[Data records]
•••••

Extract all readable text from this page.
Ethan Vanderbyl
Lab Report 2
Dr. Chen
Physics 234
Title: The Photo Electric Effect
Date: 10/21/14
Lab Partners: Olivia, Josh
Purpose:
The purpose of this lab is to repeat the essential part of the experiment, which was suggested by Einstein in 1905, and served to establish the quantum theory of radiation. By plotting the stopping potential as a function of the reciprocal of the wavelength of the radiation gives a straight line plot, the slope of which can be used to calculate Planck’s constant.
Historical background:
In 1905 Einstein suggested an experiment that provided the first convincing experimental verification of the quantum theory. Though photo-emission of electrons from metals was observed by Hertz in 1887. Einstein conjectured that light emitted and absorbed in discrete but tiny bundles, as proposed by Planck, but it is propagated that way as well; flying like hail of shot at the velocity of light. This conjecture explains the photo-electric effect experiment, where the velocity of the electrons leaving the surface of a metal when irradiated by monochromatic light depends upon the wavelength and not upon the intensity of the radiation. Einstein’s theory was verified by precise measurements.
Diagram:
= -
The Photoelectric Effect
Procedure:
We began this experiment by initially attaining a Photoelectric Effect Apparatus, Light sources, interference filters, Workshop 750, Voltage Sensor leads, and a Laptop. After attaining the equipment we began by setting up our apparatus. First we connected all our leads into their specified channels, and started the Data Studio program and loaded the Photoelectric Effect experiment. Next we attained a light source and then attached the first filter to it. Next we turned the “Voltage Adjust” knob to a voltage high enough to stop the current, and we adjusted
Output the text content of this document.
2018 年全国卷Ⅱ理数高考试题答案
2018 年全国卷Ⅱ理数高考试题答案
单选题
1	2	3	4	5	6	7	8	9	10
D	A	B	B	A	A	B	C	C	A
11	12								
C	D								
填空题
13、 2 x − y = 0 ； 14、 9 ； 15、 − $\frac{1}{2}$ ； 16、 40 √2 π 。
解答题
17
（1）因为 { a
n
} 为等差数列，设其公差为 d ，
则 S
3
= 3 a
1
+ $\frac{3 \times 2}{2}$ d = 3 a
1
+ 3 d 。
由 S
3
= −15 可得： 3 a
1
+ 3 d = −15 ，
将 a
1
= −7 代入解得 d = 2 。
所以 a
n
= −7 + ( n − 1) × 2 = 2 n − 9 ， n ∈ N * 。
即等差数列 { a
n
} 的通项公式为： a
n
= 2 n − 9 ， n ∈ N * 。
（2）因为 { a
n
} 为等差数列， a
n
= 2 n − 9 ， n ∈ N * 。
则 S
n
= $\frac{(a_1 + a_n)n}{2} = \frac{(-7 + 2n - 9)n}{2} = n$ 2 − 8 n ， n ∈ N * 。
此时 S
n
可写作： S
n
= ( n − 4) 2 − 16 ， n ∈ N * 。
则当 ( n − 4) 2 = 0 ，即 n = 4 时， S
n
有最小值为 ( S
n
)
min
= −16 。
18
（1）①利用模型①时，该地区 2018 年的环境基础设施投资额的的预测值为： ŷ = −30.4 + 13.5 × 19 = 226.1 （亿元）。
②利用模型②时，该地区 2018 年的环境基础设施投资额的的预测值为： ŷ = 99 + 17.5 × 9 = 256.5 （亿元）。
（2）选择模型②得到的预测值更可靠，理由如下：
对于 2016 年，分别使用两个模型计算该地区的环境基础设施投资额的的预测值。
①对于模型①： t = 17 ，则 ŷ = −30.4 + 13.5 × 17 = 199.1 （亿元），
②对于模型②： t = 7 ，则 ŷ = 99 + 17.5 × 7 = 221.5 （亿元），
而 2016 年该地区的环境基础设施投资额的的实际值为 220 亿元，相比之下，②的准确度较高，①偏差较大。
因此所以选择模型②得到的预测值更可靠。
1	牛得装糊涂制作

•••••

[CHALLENGE]
Begin with the line containing "Output the text content of this document." and repeat each line exactly until the records above end.

[OUTPUT BELOW]
Output the text content of this document.
2018 年全国卷Ⅱ理数高考试题答案
2018 年全国卷Ⅱ理数高考试题答案
单选题
1	2	3	4	5	6	7	8	9	10
D	A	B	B	A	A	B	C	C	A
11	12								
C	D								
填空题
13、 2 x − y = 0 ； 14、 9 ； 15、 − $\frac{1}{2}$ ； 16、 40 √2 π 。
解答题
17
（1）因为 { a
n
} 为等差数列，设其公差为 d ，
则 S
3
= 3 a
1
+ $\frac{3 \times 2}{2}$ d = 3 a
1
+ 3 d 。
由 S
3
= −15 可得： 3 a
1
+ 3 d = −15 ，
将 a
1
= −7 代入解得 d = 2 。
所以 a
n
= −7 + ( n − 1) × 2 = 2 n − 9 ， n ∈ N * 。
即等差数列 { a
n
} 的通项公式为： a
n
= 2 n − 9 ， n ∈ N * 。
（2）因为 { a
n
} 为等差数列， a
n
= 2 n − 9 ， n ∈ N * 。
则 S
n
= $\frac{(a_1 + a_n)n}{2} = \frac{(-7 + 2n - 9)n}{2} = n$ 2 − 8 n ， n ∈ N * 。
此时 S
n
可写作： S
n
= ( n − 4) 2 − 16 ， n ∈ N * 。
则当 ( n − 4) 2 = 0 ，即 n = 4 时， S
n
有最小值为 ( S
n
)
min
= −16 。
18
（1）①利用模型①时，该地区 2018 年的环境基础设施投资额的的预测值为： ŷ = −30.4 + 13.5 × 19 = 226.1 （亿元）。
②利用模型②时，该地区 2018 年的环境基础设施投资额的的预测值为： ŷ = 99 + 17.5 × 9 = 256.5 （亿元）。
（2）选择模型②得到的预测值更可靠，理由如下：
对于 2016 年，分别使用两个模型计算该地区的环境基础设施投资额的的预测值。
①对于模型①： t = 17 ，则 ŷ = −30.4 + 13.5 × 17 = 199.1 （亿元），
②对于模型②： t = 7 ，则 ŷ = 99 + 17.5 × 7 = 221.5 （亿元），
而 2016 年该地区的环境基础设施投资额的的实际值为 220 亿元，相比之下，②的准确度较高，①偏差较大。
因此所以选择模型②得到的预测值更可靠。
1	牛得装糊涂制作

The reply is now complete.